Directions for this task
Search the listing below for the word "name" and copy each line that holds it.

Recorded information
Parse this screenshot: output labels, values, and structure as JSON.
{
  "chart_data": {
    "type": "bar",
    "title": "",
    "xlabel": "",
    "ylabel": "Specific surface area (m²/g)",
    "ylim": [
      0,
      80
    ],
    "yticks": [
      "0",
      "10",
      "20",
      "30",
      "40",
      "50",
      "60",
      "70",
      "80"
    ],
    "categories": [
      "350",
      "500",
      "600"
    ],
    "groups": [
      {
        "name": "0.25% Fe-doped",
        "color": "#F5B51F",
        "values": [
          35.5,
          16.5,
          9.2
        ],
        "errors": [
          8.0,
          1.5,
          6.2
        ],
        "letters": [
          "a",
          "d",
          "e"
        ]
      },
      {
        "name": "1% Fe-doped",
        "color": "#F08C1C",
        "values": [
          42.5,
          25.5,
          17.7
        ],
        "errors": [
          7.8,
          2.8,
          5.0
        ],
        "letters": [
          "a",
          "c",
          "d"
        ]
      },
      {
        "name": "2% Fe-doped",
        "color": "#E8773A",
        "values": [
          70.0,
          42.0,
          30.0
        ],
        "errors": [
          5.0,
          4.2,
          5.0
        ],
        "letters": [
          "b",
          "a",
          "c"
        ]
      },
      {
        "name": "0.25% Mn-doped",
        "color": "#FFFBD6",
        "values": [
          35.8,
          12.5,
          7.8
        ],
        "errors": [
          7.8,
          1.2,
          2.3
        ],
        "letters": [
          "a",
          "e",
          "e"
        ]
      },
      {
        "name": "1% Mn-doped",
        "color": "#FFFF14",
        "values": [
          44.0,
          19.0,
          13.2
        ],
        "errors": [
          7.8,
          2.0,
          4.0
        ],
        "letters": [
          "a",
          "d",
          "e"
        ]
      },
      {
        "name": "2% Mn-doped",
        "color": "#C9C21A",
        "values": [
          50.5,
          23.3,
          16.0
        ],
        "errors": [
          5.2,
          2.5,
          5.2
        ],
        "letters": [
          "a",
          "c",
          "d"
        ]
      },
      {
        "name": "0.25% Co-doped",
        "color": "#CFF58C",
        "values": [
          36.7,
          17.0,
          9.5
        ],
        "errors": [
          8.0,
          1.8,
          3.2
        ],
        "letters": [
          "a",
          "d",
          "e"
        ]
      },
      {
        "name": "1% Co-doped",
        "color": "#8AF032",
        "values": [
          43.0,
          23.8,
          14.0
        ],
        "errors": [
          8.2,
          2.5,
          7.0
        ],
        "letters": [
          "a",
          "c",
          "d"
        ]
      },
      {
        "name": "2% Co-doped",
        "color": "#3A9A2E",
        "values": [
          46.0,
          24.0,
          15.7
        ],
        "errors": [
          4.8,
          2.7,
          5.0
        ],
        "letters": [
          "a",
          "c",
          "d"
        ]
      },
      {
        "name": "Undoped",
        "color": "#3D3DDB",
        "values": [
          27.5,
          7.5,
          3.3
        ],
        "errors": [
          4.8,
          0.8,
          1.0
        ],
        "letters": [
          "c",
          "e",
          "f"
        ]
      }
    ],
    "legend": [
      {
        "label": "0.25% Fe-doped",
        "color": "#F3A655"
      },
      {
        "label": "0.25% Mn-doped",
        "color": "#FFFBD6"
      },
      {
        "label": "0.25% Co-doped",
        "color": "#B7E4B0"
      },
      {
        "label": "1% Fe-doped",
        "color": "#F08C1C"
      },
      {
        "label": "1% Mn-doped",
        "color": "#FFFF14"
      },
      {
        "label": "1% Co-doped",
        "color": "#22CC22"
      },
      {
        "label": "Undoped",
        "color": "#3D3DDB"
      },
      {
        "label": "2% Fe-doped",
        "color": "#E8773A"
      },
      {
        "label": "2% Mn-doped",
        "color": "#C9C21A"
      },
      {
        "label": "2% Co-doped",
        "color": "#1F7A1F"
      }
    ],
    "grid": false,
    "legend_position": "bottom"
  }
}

Response to this exercise
        "name": "0.25% Fe-doped",
        "name": "1% Fe-doped",
        "name": "2% Fe-doped",
        "name": "0.25% Mn-doped",
        "name": "1% Mn-doped",
        "name": "2% Mn-doped",
        "name": "0.25% Co-doped",
        "name": "1% Co-doped",
        "name": "2% Co-doped",
        "name": "Undoped",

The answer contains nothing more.